*EXERCISE MATERIALS*.

════

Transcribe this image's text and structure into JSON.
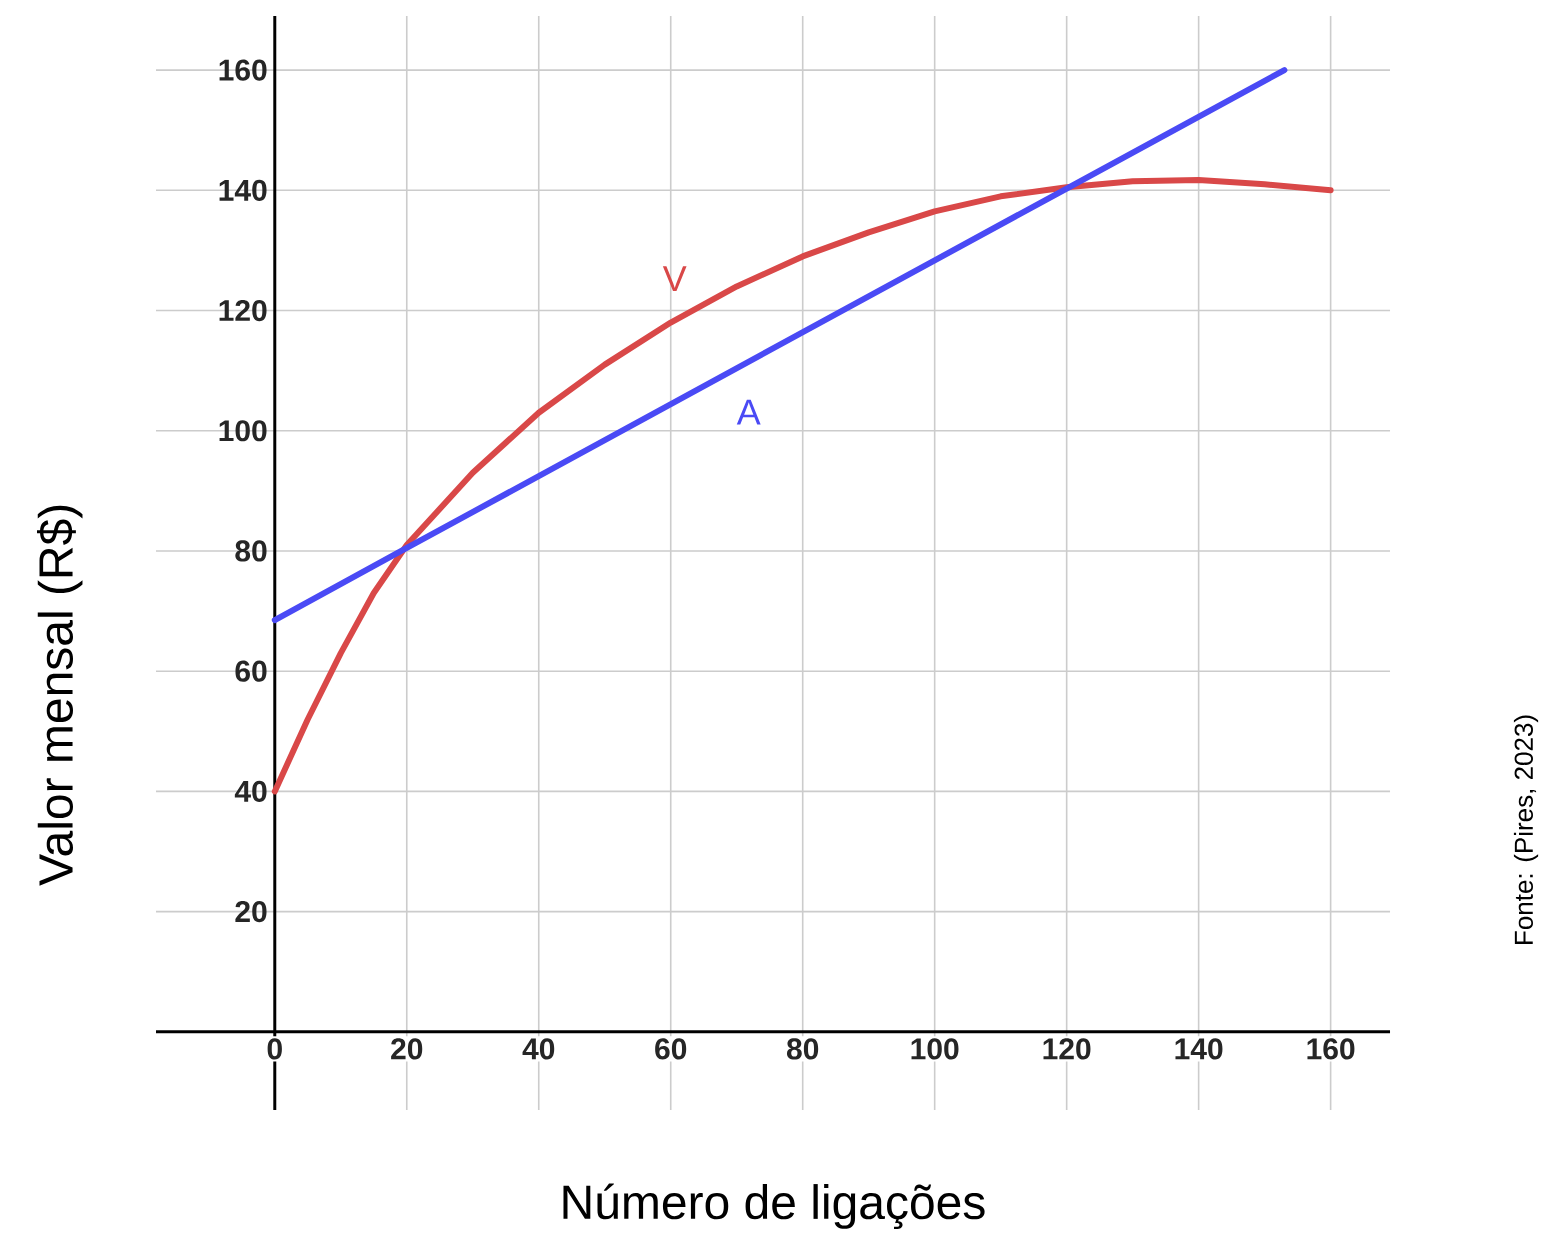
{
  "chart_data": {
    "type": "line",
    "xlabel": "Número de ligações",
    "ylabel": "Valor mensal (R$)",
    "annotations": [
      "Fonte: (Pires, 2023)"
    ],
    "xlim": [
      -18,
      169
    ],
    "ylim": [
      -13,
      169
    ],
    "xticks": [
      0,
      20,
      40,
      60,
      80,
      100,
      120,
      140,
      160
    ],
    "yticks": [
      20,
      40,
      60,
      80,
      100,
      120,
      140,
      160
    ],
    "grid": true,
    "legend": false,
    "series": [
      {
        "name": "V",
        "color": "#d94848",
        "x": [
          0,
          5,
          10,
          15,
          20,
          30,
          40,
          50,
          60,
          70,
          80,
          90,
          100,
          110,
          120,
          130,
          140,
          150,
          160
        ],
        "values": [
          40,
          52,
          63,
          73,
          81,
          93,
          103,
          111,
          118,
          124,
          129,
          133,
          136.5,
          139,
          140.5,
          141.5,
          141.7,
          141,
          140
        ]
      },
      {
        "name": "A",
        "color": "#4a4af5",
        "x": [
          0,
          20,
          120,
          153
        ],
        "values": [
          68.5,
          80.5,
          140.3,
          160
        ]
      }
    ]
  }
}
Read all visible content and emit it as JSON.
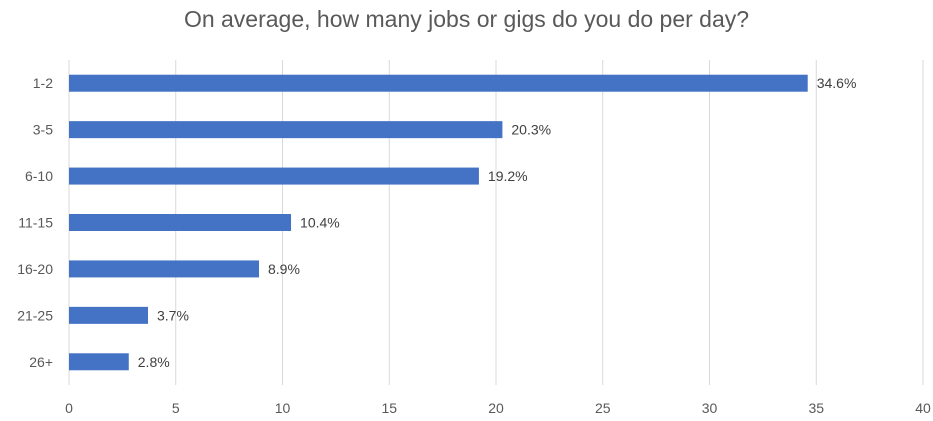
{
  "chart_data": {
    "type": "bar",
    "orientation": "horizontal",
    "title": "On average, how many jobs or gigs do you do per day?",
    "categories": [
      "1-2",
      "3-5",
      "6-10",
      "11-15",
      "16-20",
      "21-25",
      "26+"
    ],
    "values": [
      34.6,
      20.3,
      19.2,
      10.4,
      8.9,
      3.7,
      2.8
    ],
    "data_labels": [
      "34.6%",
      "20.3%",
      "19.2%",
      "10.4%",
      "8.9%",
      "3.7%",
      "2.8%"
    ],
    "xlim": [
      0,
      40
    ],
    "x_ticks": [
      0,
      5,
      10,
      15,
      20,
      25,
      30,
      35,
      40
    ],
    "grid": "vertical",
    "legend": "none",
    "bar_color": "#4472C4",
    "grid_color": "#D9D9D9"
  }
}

════

Return all lines containing "JSON".

Transcribe this image's text and structure into JSON.
Read all visible content and emit it as JSON.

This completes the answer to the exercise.